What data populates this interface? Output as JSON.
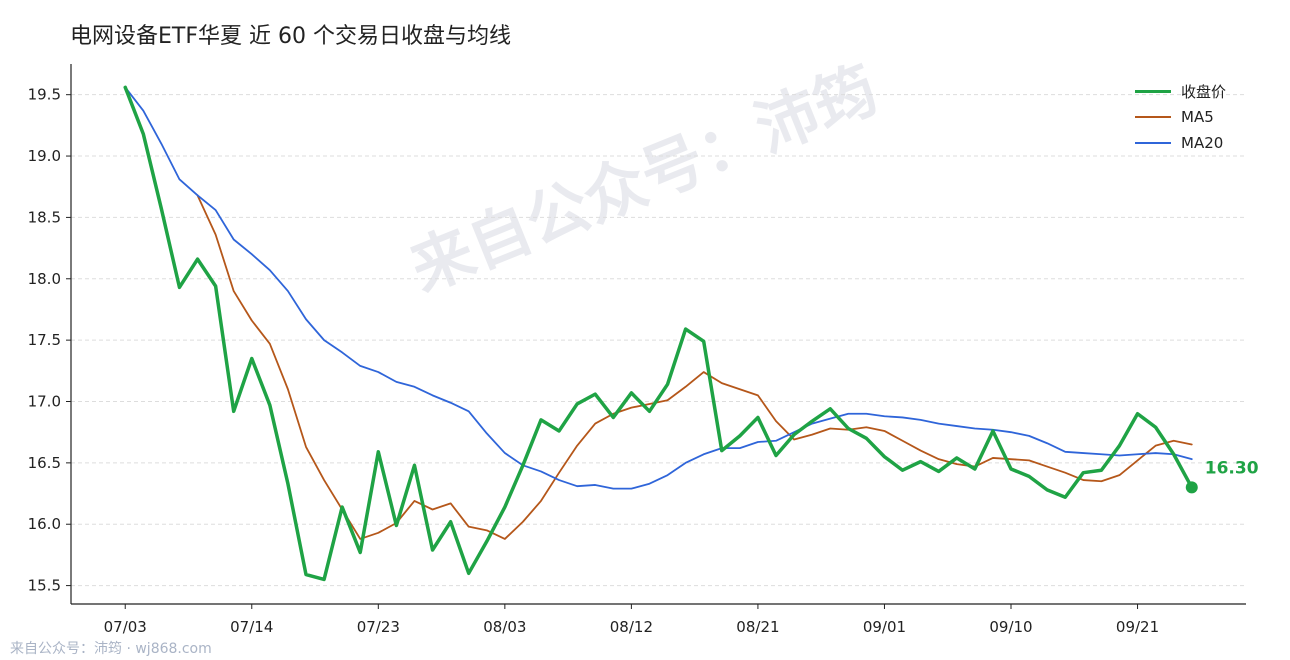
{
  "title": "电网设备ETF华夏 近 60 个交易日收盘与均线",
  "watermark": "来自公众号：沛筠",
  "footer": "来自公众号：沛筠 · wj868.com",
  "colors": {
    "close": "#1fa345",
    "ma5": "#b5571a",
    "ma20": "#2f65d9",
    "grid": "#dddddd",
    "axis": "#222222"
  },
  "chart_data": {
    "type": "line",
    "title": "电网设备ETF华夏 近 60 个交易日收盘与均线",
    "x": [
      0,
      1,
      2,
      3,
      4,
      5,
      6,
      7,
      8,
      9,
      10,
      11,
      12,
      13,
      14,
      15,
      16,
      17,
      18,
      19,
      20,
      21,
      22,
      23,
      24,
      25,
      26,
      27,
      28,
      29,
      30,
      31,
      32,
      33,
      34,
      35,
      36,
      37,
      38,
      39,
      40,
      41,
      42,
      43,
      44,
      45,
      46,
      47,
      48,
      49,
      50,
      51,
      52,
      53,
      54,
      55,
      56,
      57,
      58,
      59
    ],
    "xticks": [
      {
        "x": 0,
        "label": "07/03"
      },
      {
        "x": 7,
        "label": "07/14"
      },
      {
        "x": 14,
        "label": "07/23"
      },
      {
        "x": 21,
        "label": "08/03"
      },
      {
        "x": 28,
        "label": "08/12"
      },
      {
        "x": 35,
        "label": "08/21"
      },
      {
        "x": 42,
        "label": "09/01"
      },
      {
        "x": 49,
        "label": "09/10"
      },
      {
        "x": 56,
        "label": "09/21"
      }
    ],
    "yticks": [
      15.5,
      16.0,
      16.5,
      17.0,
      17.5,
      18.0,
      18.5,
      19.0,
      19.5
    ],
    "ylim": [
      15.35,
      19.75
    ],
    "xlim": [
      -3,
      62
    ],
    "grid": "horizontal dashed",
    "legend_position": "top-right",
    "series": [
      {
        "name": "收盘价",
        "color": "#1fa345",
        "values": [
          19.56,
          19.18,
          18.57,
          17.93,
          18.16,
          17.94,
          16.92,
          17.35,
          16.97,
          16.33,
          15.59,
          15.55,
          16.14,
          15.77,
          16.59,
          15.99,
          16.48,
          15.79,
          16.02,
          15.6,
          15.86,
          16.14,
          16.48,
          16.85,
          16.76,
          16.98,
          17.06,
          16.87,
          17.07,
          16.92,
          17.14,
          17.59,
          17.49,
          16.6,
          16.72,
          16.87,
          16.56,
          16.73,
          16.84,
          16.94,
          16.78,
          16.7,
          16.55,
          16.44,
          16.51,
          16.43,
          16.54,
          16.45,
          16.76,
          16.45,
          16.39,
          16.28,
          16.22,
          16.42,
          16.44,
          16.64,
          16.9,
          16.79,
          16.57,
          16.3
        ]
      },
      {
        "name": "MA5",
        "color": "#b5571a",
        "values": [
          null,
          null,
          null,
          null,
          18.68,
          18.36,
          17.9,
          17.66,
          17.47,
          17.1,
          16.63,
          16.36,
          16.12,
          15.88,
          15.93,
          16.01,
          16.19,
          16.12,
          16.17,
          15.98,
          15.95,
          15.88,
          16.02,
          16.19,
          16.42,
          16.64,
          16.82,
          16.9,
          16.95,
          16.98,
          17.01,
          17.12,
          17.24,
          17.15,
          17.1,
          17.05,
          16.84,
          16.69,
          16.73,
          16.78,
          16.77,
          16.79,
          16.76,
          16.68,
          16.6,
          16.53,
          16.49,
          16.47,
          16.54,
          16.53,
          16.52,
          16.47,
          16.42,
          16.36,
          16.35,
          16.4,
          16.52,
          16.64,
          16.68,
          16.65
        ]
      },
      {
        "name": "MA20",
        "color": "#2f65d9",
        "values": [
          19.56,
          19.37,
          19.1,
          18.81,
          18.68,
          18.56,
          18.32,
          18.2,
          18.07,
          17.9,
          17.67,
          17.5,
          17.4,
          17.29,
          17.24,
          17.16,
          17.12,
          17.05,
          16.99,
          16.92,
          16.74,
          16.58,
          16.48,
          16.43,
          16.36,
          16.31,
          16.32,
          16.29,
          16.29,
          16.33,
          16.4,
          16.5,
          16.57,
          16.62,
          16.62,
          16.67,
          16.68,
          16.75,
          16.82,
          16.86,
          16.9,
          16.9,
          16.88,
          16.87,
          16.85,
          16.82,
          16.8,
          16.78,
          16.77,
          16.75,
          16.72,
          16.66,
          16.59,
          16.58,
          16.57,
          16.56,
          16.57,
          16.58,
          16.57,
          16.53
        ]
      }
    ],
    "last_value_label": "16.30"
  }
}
_____
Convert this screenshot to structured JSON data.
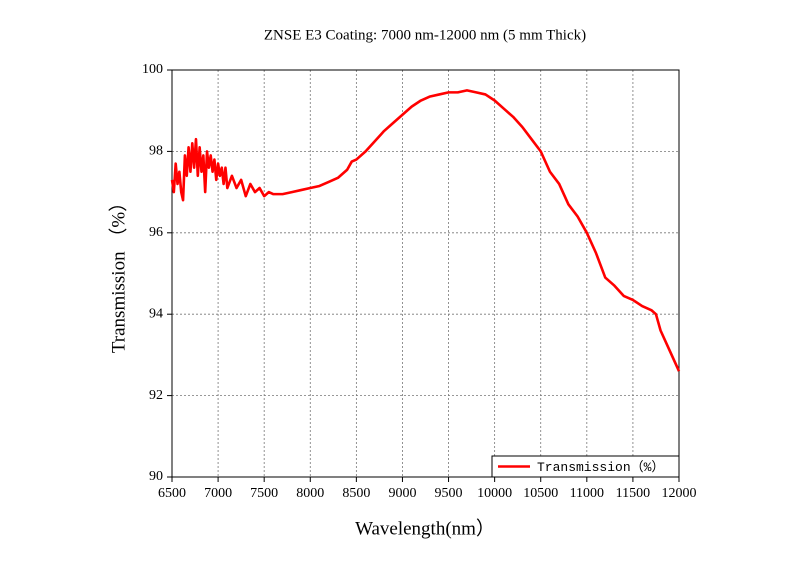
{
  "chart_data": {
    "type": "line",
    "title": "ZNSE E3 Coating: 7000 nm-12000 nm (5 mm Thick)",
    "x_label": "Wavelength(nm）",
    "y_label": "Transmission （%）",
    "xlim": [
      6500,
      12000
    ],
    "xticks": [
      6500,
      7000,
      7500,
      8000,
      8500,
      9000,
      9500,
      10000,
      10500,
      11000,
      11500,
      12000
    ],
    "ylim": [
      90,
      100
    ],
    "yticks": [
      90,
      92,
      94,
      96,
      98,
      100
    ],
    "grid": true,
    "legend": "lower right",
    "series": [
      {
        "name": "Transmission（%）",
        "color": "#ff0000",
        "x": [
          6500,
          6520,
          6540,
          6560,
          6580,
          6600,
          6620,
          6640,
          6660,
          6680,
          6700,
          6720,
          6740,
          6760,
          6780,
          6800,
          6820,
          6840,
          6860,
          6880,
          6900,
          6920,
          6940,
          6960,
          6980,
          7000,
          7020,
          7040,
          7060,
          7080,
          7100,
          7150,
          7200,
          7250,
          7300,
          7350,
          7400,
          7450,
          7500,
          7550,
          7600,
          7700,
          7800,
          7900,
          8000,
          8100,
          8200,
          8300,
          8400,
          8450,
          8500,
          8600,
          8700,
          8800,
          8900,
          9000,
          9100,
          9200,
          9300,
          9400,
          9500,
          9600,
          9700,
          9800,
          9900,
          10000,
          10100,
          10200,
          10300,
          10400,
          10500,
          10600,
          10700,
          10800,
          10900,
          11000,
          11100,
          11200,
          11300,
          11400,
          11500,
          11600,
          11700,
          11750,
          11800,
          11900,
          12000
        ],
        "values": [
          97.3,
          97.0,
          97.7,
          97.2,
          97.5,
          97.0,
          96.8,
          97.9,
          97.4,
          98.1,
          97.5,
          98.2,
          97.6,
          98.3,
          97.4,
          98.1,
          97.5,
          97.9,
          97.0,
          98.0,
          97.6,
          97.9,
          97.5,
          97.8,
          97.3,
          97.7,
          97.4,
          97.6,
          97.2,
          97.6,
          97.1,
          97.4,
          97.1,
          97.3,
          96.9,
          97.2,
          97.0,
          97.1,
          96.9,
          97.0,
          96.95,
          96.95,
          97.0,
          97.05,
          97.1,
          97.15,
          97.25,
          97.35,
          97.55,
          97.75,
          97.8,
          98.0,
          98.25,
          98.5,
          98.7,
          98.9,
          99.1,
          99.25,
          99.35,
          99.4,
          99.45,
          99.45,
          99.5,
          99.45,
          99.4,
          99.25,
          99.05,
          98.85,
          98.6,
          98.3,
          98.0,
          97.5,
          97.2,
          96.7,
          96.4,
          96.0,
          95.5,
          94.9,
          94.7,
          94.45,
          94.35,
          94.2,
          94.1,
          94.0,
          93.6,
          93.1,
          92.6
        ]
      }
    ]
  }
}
_____
REQUIRED TASK => What is the number of lines holding the word "电网设备ETF华夏"? State it alone.

ANSWER TO THE EXERCISE => 2